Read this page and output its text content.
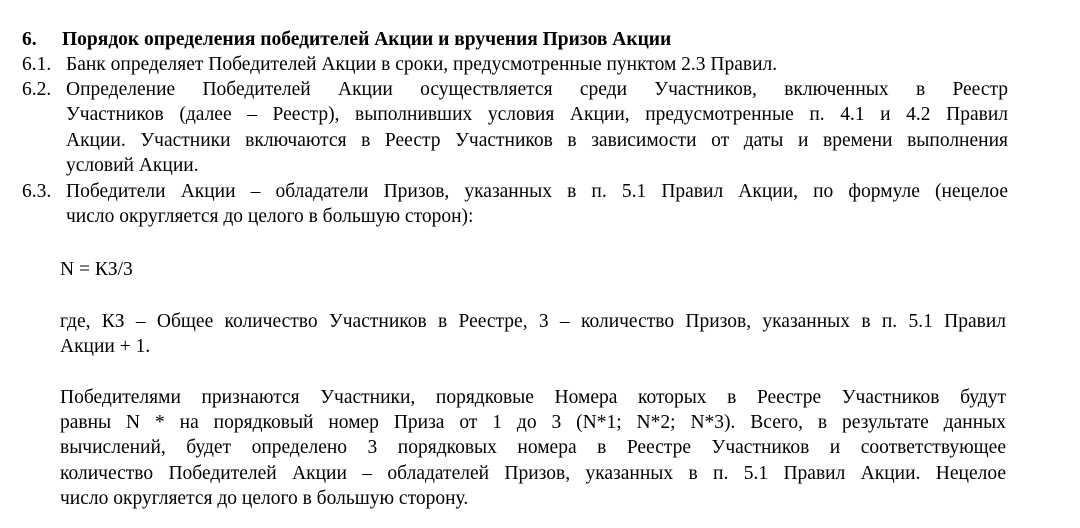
6. Порядок определения победителей Акции и вручения Призов Акции
6.1. Банк определяет Победителей Акции в сроки, предусмотренные пунктом 2.3 Правил.
6.2. Определение Победителей Акции осуществляется среди Участников, включенных в Реестр
Участников (далее – Реестр), выполнивших условия Акции, предусмотренные п. 4.1 и 4.2 Правил
Акции. Участники включаются в Реестр Участников в зависимости от даты и времени выполнения
условий Акции.
6.3. Победители Акции – обладатели Призов, указанных в п. 5.1 Правил Акции, по формуле (нецелое
число округляется до целого в большую сторон):
N = КЗ/3
где, КЗ – Общее количество Участников в Реестре, 3 – количество Призов, указанных в п. 5.1 Правил
Акции + 1.
Победителями признаются Участники, порядковые Номера которых в Реестре Участников будут
равны N * на порядковый номер Приза от 1 до 3 (N*1; N*2; N*3). Всего, в результате данных
вычислений, будет определено 3 порядковых номера в Реестре Участников и соответствующее
количество Победителей Акции – обладателей Призов, указанных в п. 5.1 Правил Акции. Нецелое
число округляется до целого в большую сторону.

-------

PROBLEM DESCRIPTION => Look through the material above and pick out each line holding the word "количество".

FULL OUTPUT =>
где, КЗ – Общее количество Участников в Реестре, 3 – количество Призов, указанных в п. 5.1 Правил
количество Победителей Акции – обладателей Призов, указанных в п. 5.1 Правил Акции. Нецелое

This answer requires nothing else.